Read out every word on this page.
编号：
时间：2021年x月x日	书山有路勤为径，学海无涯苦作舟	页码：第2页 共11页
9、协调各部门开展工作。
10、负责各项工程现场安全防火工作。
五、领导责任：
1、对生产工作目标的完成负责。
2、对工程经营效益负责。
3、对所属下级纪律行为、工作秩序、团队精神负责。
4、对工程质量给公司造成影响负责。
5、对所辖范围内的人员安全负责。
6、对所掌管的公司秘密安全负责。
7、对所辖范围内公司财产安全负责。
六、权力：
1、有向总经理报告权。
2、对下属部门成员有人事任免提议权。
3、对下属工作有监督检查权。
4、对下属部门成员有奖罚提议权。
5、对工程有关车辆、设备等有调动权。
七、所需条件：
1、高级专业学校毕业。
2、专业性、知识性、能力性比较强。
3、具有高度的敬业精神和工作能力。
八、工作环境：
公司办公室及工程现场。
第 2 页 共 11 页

################

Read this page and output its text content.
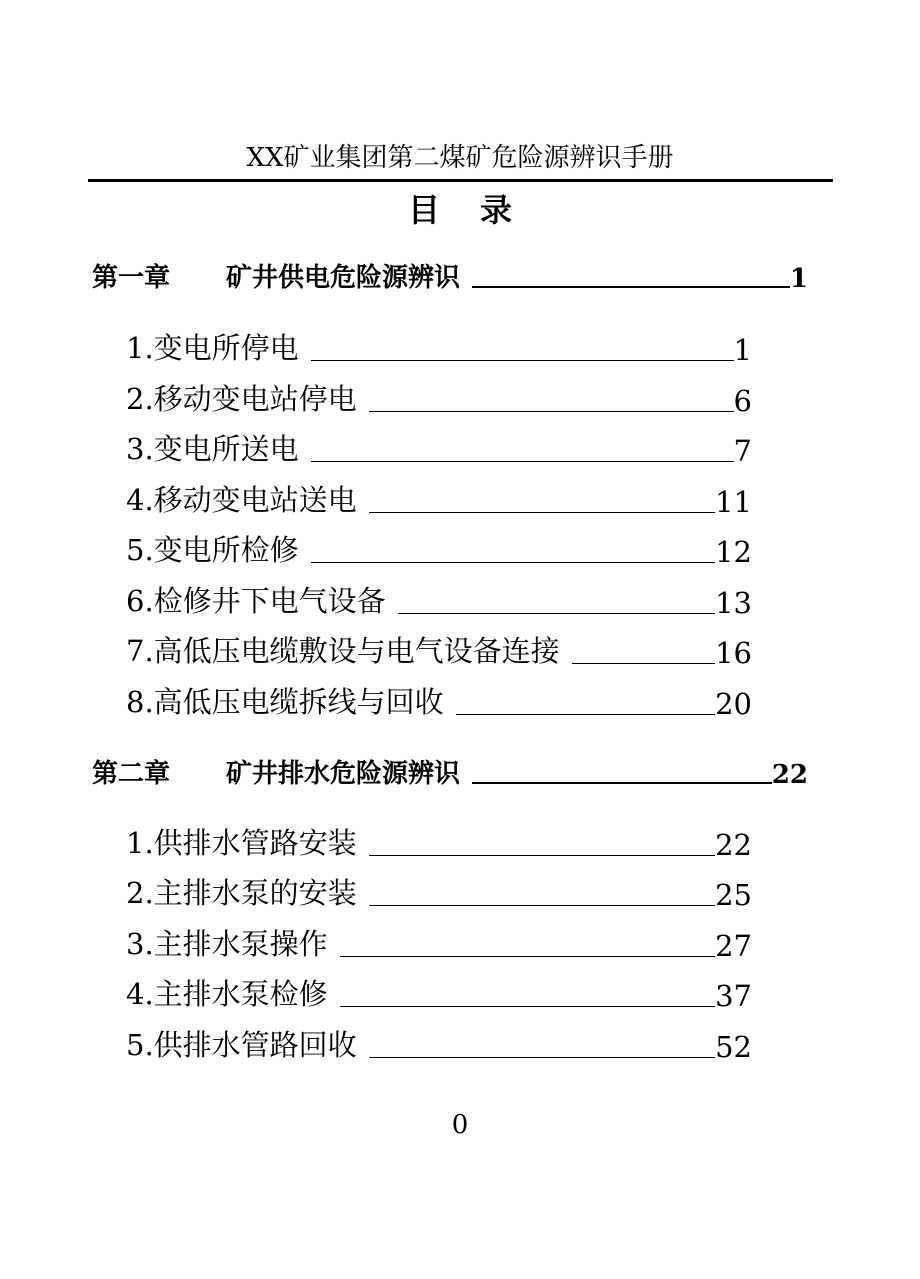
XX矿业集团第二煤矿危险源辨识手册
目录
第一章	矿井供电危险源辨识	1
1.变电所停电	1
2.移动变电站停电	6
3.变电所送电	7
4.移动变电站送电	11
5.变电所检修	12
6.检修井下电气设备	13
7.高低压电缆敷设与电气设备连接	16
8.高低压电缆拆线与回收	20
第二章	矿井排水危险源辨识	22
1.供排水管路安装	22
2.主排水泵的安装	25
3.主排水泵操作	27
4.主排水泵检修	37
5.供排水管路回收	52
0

################

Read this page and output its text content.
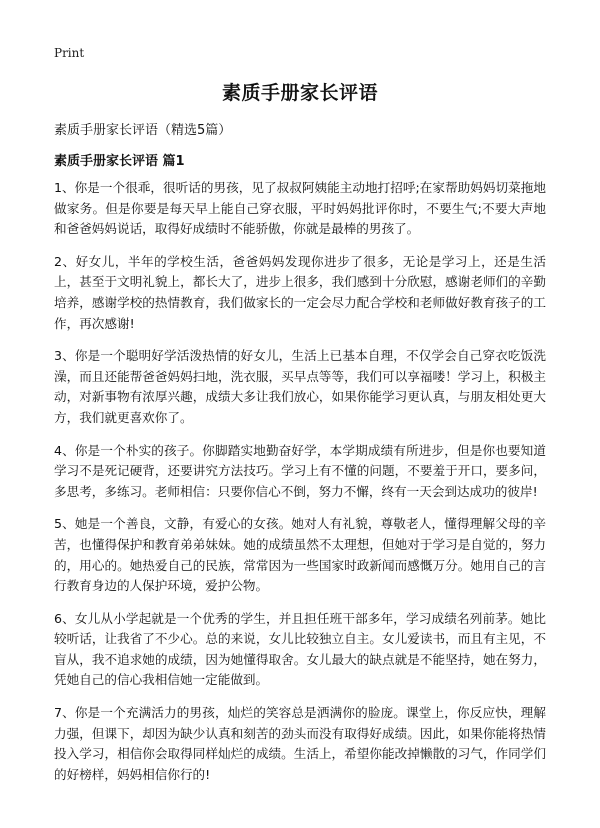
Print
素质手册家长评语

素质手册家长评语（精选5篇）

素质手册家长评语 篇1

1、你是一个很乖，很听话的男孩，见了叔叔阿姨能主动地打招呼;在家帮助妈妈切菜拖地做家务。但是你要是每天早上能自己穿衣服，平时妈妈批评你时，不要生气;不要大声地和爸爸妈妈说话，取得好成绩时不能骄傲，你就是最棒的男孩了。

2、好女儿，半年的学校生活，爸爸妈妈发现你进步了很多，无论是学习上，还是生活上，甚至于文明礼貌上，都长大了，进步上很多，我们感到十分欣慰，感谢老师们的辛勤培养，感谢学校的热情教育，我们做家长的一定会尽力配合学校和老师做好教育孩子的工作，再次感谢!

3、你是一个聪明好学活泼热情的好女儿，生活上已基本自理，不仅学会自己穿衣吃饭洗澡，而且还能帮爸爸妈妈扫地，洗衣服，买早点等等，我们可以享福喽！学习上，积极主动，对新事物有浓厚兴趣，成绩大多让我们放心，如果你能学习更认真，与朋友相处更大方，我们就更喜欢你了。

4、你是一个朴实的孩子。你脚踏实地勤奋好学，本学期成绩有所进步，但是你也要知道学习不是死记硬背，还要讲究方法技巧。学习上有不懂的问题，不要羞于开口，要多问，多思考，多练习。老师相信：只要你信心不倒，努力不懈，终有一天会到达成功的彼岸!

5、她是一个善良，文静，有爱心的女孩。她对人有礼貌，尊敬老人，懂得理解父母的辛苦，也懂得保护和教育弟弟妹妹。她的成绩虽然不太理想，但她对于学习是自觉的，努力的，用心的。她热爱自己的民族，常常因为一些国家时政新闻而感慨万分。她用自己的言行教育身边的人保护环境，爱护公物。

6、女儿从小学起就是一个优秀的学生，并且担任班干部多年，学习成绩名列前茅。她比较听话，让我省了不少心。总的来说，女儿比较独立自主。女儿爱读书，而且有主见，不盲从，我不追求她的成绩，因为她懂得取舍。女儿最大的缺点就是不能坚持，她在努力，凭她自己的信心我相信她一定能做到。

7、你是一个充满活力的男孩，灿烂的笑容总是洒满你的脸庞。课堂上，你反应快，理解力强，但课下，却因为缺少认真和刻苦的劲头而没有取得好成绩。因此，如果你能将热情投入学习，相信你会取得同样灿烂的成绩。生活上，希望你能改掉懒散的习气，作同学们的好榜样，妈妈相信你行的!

################

*WRITTEN TASK:*
Show all lines from the listing above in which "素质手册家长评语" appears.

*RESULT FOR THIS EXERCISE:*
素质手册家长评语
素质手册家长评语（精选5篇）
素质手册家长评语 篇1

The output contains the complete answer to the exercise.